(Saved entries)
....

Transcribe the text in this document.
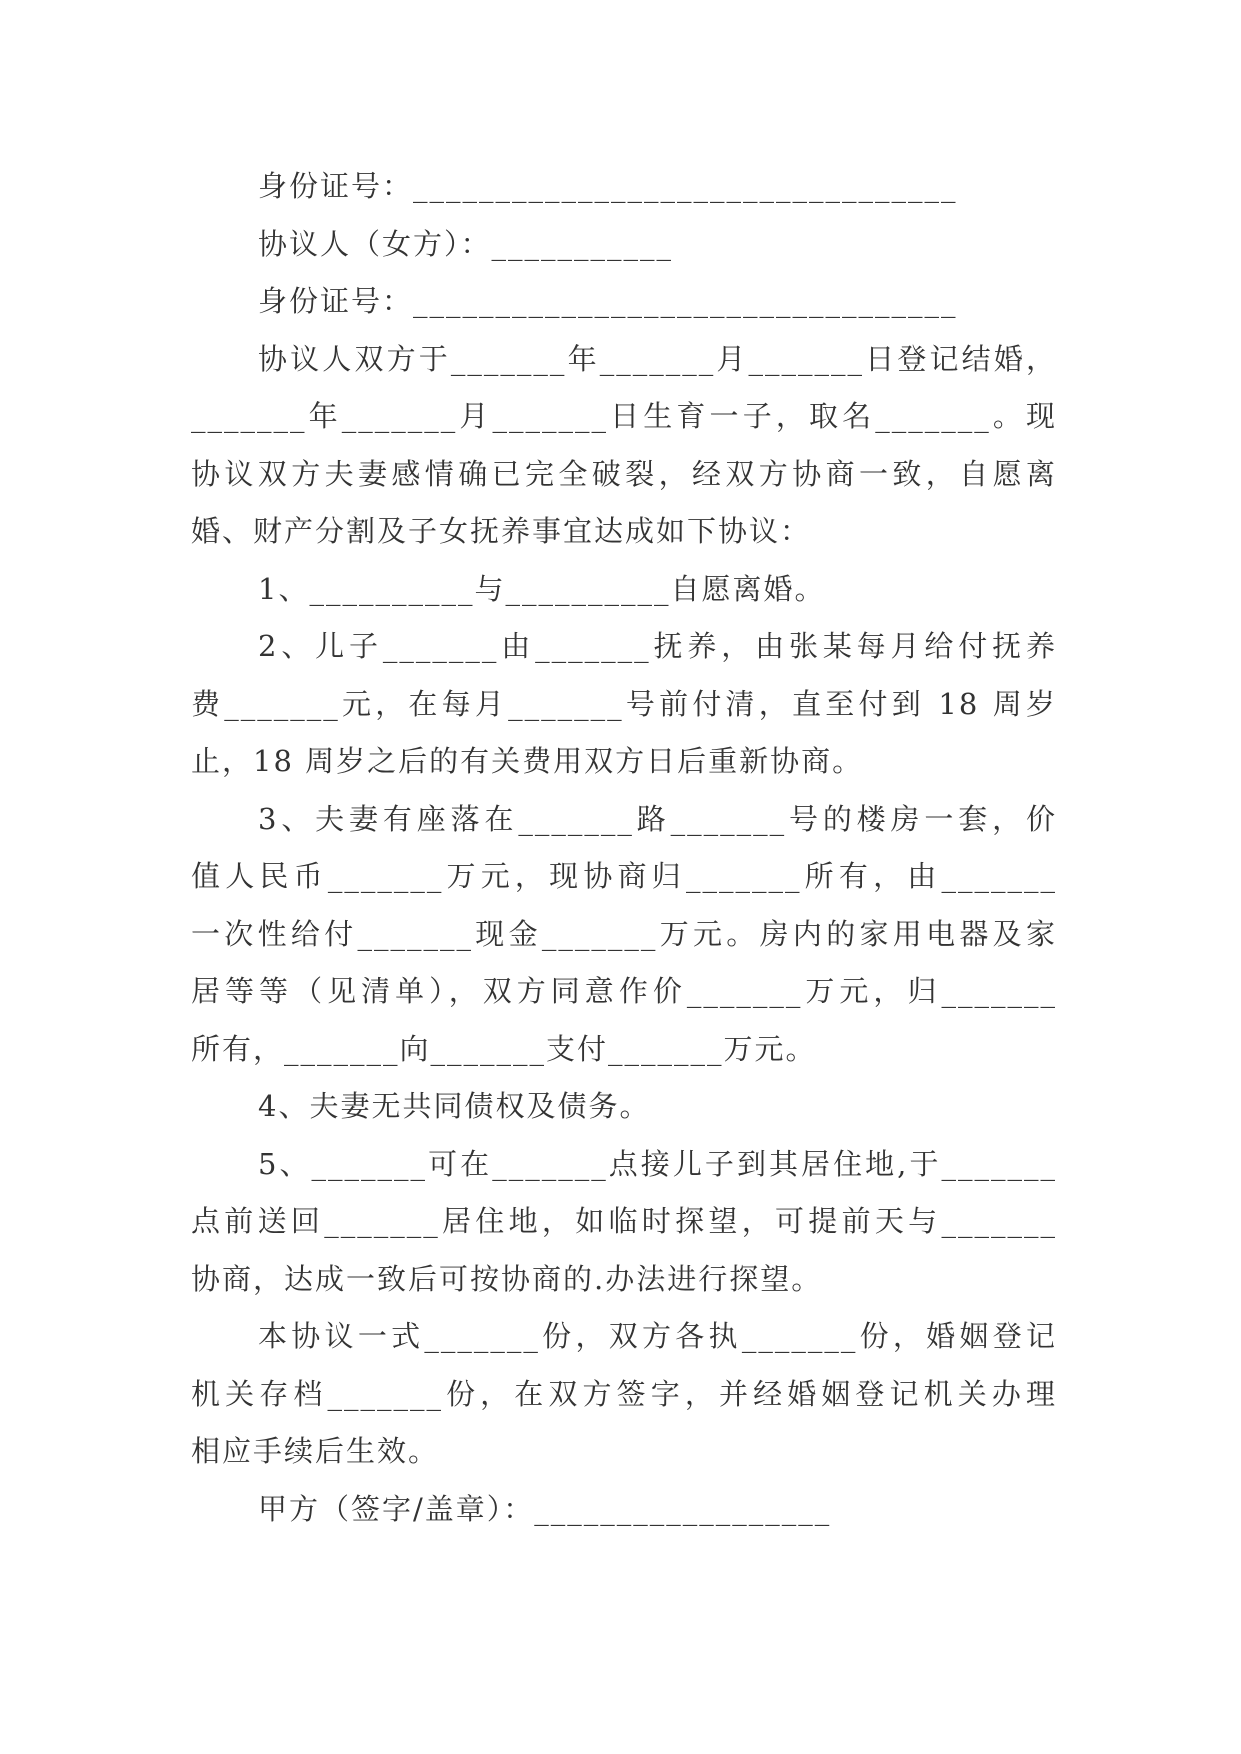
身份证号：_________________________________
协议人（女方）：___________
身份证号：_________________________________
协议人双方于_______年_______月_______日登记结婚，
_______年_______月_______日生育一子，取名_______。现
协议双方夫妻感情确已完全破裂，经双方协商一致，自愿离
婚、财产分割及子女抚养事宜达成如下协议：
1、__________与__________自愿离婚。
2、儿子_______由_______抚养，由张某每月给付抚养
费_______元，在每月_______号前付清，直至付到 18 周岁
止，18 周岁之后的有关费用双方日后重新协商。
3、夫妻有座落在_______路_______号的楼房一套，价
值人民币_______万元，现协商归_______所有，由_______
一次性给付_______现金_______万元。房内的家用电器及家
居等等（见清单），双方同意作价_______万元，归_______
所有，_______向_______支付_______万元。
4、夫妻无共同债权及债务。
5、_______可在_______点接儿子到其居住地,于_______
点前送回_______居住地，如临时探望，可提前天与_______
协商，达成一致后可按协商的.办法进行探望。
本协议一式_______份，双方各执_______份，婚姻登记
机关存档_______份，在双方签字，并经婚姻登记机关办理
相应手续后生效。
甲方（签字/盖章）：__________________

....

What is required: Omit the pictures and give the material again, exactly and in full.

Solution to this task:
Transcribe the text in this document.
身份证号：_________________________________
协议人（女方）：___________
身份证号：_________________________________
协议人双方于_______年_______月_______日登记结婚，
_______年_______月_______日生育一子，取名_______。现
协议双方夫妻感情确已完全破裂，经双方协商一致，自愿离
婚、财产分割及子女抚养事宜达成如下协议：
1、__________与__________自愿离婚。
2、儿子_______由_______抚养，由张某每月给付抚养
费_______元，在每月_______号前付清，直至付到 18 周岁
止，18 周岁之后的有关费用双方日后重新协商。
3、夫妻有座落在_______路_______号的楼房一套，价
值人民币_______万元，现协商归_______所有，由_______
一次性给付_______现金_______万元。房内的家用电器及家
居等等（见清单），双方同意作价_______万元，归_______
所有，_______向_______支付_______万元。
4、夫妻无共同债权及债务。
5、_______可在_______点接儿子到其居住地,于_______
点前送回_______居住地，如临时探望，可提前天与_______
协商，达成一致后可按协商的.办法进行探望。
本协议一式_______份，双方各执_______份，婚姻登记
机关存档_______份，在双方签字，并经婚姻登记机关办理
相应手续后生效。
甲方（签字/盖章）：__________________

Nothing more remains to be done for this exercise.